Copy out the entries below in full and exactly.

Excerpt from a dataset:
"""

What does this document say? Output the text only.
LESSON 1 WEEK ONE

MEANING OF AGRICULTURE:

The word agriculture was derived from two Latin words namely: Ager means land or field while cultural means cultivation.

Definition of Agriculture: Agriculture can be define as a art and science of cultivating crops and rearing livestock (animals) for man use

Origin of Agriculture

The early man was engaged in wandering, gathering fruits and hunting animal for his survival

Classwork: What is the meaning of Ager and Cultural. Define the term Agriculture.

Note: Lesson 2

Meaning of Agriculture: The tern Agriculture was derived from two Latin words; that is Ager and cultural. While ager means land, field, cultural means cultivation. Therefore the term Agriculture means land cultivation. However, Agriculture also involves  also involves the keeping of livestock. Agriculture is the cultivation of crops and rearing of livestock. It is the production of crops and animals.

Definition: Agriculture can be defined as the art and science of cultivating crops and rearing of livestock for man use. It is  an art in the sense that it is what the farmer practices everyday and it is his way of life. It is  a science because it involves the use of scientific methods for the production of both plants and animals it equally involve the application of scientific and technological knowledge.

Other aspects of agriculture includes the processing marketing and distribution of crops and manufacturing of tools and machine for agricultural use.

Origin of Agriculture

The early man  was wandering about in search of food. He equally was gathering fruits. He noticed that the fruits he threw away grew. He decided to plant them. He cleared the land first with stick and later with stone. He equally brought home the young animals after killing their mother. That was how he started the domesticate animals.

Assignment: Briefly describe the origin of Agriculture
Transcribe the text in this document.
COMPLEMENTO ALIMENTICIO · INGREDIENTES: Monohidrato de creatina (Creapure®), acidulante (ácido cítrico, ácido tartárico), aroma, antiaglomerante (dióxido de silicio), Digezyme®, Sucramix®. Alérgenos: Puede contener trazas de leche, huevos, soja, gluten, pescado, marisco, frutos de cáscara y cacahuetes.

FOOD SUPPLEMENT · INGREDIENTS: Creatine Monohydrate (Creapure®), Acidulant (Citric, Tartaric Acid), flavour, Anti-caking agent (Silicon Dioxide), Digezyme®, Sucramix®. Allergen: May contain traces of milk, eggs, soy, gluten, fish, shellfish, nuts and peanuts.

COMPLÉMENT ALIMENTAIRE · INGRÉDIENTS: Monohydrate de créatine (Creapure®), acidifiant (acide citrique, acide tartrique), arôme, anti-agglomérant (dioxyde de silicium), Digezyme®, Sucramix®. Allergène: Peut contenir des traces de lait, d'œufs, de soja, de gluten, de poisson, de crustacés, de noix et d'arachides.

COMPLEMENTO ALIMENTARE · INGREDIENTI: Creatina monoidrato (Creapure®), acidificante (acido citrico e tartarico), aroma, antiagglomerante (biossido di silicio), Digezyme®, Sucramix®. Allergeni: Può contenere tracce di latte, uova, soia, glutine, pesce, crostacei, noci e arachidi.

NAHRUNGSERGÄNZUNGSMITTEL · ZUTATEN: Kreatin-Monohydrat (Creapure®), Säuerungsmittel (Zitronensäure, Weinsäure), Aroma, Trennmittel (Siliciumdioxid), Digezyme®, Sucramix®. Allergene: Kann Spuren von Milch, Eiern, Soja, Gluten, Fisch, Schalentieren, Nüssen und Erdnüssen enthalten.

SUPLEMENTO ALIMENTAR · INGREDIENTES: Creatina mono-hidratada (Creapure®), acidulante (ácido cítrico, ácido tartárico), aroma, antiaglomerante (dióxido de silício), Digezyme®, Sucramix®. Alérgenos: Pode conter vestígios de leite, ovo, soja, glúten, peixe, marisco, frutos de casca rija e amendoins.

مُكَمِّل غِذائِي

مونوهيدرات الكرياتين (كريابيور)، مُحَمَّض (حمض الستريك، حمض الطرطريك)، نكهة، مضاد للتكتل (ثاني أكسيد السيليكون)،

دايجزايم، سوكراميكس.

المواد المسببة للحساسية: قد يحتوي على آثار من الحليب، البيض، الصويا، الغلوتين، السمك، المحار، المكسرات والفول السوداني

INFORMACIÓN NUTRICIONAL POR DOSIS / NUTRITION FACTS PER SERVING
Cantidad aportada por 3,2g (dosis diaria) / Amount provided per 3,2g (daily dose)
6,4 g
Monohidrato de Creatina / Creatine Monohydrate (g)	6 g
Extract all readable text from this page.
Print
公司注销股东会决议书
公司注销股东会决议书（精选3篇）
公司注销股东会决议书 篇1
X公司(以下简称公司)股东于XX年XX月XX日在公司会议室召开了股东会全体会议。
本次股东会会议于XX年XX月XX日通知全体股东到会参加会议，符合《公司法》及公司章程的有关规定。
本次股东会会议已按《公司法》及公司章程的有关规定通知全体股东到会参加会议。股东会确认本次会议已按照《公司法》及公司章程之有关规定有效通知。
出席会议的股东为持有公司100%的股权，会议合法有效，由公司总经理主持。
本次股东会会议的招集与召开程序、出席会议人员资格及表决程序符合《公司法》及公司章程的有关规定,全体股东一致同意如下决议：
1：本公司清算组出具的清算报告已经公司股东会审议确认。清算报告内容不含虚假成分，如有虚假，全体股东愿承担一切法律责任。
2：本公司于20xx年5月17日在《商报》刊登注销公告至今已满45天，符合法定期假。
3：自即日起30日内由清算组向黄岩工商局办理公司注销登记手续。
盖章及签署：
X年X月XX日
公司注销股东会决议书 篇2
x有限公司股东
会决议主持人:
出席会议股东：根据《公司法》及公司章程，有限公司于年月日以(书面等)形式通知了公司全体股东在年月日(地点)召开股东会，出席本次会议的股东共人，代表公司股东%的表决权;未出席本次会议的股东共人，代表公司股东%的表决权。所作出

"""

Solution to the problem:
What does this document say? Output the text only.
LESSON 1 WEEK ONE

MEANING OF AGRICULTURE:

The word agriculture was derived from two Latin words namely: Ager means land or field while cultural means cultivation.

Definition of Agriculture: Agriculture can be define as a art and science of cultivating crops and rearing livestock (animals) for man use

Origin of Agriculture

The early man was engaged in wandering, gathering fruits and hunting animal for his survival

Classwork: What is the meaning of Ager and Cultural. Define the term Agriculture.

Note: Lesson 2

Meaning of Agriculture: The tern Agriculture was derived from two Latin words; that is Ager and cultural. While ager means land, field, cultural means cultivation. Therefore the term Agriculture means land cultivation. However, Agriculture also involves  also involves the keeping of livestock. Agriculture is the cultivation of crops and rearing of livestock. It is the production of crops and animals.

Definition: Agriculture can be defined as the art and science of cultivating crops and rearing of livestock for man use. It is  an art in the sense that it is what the farmer practices everyday and it is his way of life. It is  a science because it involves the use of scientific methods for the production of both plants and animals it equally involve the application of scientific and technological knowledge.

Other aspects of agriculture includes the processing marketing and distribution of crops and manufacturing of tools and machine for agricultural use.

Origin of Agriculture

The early man  was wandering about in search of food. He equally was gathering fruits. He noticed that the fruits he threw away grew. He decided to plant them. He cleared the land first with stick and later with stone. He equally brought home the young animals after killing their mother. That was how he started the domesticate animals.

Assignment: Briefly describe the origin of Agriculture
Transcribe the text in this document.
COMPLEMENTO ALIMENTICIO · INGREDIENTES: Monohidrato de creatina (Creapure®), acidulante (ácido cítrico, ácido tartárico), aroma, antiaglomerante (dióxido de silicio), Digezyme®, Sucramix®. Alérgenos: Puede contener trazas de leche, huevos, soja, gluten, pescado, marisco, frutos de cáscara y cacahuetes.

FOOD SUPPLEMENT · INGREDIENTS: Creatine Monohydrate (Creapure®), Acidulant (Citric, Tartaric Acid), flavour, Anti-caking agent (Silicon Dioxide), Digezyme®, Sucramix®. Allergen: May contain traces of milk, eggs, soy, gluten, fish, shellfish, nuts and peanuts.

COMPLÉMENT ALIMENTAIRE · INGRÉDIENTS: Monohydrate de créatine (Creapure®), acidifiant (acide citrique, acide tartrique), arôme, anti-agglomérant (dioxyde de silicium), Digezyme®, Sucramix®. Allergène: Peut contenir des traces de lait, d'œufs, de soja, de gluten, de poisson, de crustacés, de noix et d'arachides.

COMPLEMENTO ALIMENTARE · INGREDIENTI: Creatina monoidrato (Creapure®), acidificante (acido citrico e tartarico), aroma, antiagglomerante (biossido di silicio), Digezyme®, Sucramix®. Allergeni: Può contenere tracce di latte, uova, soia, glutine, pesce, crostacei, noci e arachidi.

NAHRUNGSERGÄNZUNGSMITTEL · ZUTATEN: Kreatin-Monohydrat (Creapure®), Säuerungsmittel (Zitronensäure, Weinsäure), Aroma, Trennmittel (Siliciumdioxid), Digezyme®, Sucramix®. Allergene: Kann Spuren von Milch, Eiern, Soja, Gluten, Fisch, Schalentieren, Nüssen und Erdnüssen enthalten.

SUPLEMENTO ALIMENTAR · INGREDIENTES: Creatina mono-hidratada (Creapure®), acidulante (ácido cítrico, ácido tartárico), aroma, antiaglomerante (dióxido de silício), Digezyme®, Sucramix®. Alérgenos: Pode conter vestígios de leite, ovo, soja, glúten, peixe, marisco, frutos de casca rija e amendoins.

مُكَمِّل غِذائِي

مونوهيدرات الكرياتين (كريابيور)، مُحَمَّض (حمض الستريك، حمض الطرطريك)، نكهة، مضاد للتكتل (ثاني أكسيد السيليكون)،

دايجزايم، سوكراميكس.

المواد المسببة للحساسية: قد يحتوي على آثار من الحليب، البيض، الصويا، الغلوتين، السمك، المحار، المكسرات والفول السوداني

INFORMACIÓN NUTRICIONAL POR DOSIS / NUTRITION FACTS PER SERVING
Cantidad aportada por 3,2g (dosis diaria) / Amount provided per 3,2g (daily dose)
6,4 g
Monohidrato de Creatina / Creatine Monohydrate (g)	6 g
Extract all readable text from this page.
Print
公司注销股东会决议书
公司注销股东会决议书（精选3篇）
公司注销股东会决议书 篇1
X公司(以下简称公司)股东于XX年XX月XX日在公司会议室召开了股东会全体会议。
本次股东会会议于XX年XX月XX日通知全体股东到会参加会议，符合《公司法》及公司章程的有关规定。
本次股东会会议已按《公司法》及公司章程的有关规定通知全体股东到会参加会议。股东会确认本次会议已按照《公司法》及公司章程之有关规定有效通知。
出席会议的股东为持有公司100%的股权，会议合法有效，由公司总经理主持。
本次股东会会议的招集与召开程序、出席会议人员资格及表决程序符合《公司法》及公司章程的有关规定,全体股东一致同意如下决议：
1：本公司清算组出具的清算报告已经公司股东会审议确认。清算报告内容不含虚假成分，如有虚假，全体股东愿承担一切法律责任。
2：本公司于20xx年5月17日在《商报》刊登注销公告至今已满45天，符合法定期假。
3：自即日起30日内由清算组向黄岩工商局办理公司注销登记手续。
盖章及签署：
X年X月XX日
公司注销股东会决议书 篇2
x有限公司股东
会决议主持人:
出席会议股东：根据《公司法》及公司章程，有限公司于年月日以(书面等)形式通知了公司全体股东在年月日(地点)召开股东会，出席本次会议的股东共人，代表公司股东%的表决权;未出席本次会议的股东共人，代表公司股东%的表决权。所作出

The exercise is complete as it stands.